(Beginning of PROVIDED TEXT)
# Autopsy on first day of clinicals



## Onceamedic (Aug 29, 2007)

I had my first day on clinicals yesterday, and as luck would have it, there was autopsies scheduled.  Our group of five went down to observe.  What an experience.  The subjects were both in their midtwenties and killed by a drunk driver.  We had the opportunity to do assessments before the bodies were opened and then able to see the actual results to the underlying organs or structures.  The injuries were extensive and wide ranging.  There wasn't a single organ in the first subject's body that hadn't been damaged.  It was a tremendous learning opportunity on so many levels that it will take a while to process.  
Is this a common experience for those of you in paramedic school ?


----------



## firecoins (Aug 29, 2007)

I hope so.


----------



## Epi-do (Aug 29, 2007)
(End of PROVIDED TEXT)
(Beginning of SUPPLIED INFORMATION)
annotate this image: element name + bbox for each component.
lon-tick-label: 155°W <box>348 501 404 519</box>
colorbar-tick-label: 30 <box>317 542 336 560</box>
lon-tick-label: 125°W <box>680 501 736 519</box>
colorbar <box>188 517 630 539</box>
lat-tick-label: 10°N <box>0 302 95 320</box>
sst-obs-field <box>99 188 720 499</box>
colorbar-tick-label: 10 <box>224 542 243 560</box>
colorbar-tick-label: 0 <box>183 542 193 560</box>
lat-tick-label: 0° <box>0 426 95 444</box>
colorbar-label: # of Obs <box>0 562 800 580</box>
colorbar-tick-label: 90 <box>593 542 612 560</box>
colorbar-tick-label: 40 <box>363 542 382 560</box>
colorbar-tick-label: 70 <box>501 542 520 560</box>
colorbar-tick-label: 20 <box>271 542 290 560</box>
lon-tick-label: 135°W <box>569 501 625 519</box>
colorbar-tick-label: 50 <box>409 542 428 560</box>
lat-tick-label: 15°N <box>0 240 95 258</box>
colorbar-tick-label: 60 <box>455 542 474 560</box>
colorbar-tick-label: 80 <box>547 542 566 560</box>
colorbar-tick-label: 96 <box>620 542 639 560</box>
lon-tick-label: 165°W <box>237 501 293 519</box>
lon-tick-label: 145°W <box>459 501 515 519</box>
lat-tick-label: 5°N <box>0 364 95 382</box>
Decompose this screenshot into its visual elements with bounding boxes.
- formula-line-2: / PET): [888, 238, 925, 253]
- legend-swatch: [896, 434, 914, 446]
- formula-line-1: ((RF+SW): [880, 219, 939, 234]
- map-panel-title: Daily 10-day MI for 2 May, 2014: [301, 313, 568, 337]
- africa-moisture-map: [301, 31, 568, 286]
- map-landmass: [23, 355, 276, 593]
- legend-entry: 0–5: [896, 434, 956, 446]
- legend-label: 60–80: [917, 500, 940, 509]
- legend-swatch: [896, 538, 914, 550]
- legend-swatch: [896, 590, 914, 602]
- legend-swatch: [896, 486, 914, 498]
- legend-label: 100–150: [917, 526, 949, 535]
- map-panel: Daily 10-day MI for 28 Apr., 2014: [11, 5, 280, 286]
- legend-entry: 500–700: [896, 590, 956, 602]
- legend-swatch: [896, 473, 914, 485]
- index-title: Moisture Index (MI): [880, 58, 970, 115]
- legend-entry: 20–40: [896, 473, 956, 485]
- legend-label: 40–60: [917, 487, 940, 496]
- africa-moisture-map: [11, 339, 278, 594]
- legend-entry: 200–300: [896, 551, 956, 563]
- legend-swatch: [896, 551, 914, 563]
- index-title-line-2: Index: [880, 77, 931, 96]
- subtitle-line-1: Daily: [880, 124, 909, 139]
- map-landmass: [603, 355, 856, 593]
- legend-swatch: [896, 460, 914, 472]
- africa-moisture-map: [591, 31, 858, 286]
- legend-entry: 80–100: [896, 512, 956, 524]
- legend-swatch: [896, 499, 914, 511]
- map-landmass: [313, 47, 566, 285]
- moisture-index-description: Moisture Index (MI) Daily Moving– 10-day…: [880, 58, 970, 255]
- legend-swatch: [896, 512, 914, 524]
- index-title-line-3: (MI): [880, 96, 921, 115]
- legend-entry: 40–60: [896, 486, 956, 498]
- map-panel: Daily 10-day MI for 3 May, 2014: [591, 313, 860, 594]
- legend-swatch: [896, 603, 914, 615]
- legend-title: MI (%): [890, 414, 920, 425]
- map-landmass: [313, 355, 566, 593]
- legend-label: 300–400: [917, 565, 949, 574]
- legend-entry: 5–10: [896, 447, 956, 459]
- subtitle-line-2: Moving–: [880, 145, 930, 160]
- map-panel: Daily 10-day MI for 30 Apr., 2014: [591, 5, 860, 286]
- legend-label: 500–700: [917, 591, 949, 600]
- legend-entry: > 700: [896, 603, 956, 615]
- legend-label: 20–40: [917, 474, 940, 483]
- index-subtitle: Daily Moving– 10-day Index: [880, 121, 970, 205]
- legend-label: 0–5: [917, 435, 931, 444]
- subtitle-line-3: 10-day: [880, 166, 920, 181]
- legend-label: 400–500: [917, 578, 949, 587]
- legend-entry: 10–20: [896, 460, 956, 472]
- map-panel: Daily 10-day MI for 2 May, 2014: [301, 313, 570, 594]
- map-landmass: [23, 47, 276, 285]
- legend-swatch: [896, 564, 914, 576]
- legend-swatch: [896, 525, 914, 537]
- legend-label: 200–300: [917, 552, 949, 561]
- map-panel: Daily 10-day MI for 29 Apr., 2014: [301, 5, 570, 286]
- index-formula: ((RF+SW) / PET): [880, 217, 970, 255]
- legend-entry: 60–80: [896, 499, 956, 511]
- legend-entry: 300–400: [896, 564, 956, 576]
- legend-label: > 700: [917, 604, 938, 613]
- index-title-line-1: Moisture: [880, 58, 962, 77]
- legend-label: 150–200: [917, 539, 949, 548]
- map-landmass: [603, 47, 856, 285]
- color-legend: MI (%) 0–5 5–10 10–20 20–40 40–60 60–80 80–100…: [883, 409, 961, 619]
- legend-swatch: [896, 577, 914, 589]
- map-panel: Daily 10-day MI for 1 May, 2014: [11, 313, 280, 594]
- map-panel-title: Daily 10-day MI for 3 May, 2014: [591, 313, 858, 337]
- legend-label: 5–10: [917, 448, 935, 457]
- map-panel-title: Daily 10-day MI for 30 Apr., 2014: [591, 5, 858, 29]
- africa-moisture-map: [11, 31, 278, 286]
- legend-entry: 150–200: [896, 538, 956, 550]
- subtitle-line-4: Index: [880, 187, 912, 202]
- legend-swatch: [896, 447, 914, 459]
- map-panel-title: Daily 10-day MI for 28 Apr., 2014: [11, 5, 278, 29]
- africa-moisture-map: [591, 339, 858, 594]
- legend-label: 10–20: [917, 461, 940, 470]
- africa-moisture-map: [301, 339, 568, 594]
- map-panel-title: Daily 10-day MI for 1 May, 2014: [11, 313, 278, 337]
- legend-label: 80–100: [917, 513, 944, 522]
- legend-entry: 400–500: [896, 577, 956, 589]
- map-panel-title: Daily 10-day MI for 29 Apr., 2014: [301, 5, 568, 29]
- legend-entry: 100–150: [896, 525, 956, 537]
(End of SUPPLIED INFORMATION)
ASSIGNMENT: Reproduce the part of the forum thread about the autopsy between "## Onceamedic (Aug" and "firecoins (Aug 29, 2007)", inclusive, word for word. The rows are separate from the forum thread about the autopsy.

RESULT OF THE EXERCISE:
## Onceamedic (Aug 29, 2007)

I had my first day on clinicals yesterday, and as luck would have it, there was autopsies scheduled.  Our group of five went down to observe.  What an experience.  The subjects were both in their midtwenties and killed by a drunk driver.  We had the opportunity to do assessments before the bodies were opened and then able to see the actual results to the underlying organs or structures.  The injuries were extensive and wide ranging.  There wasn't a single organ in the first subject's body that hadn't been damaged.  It was a tremendous learning opportunity on so many levels that it will take a while to process.  
Is this a common experience for those of you in paramedic school ?


----------



## firecoins (Aug 29, 2007)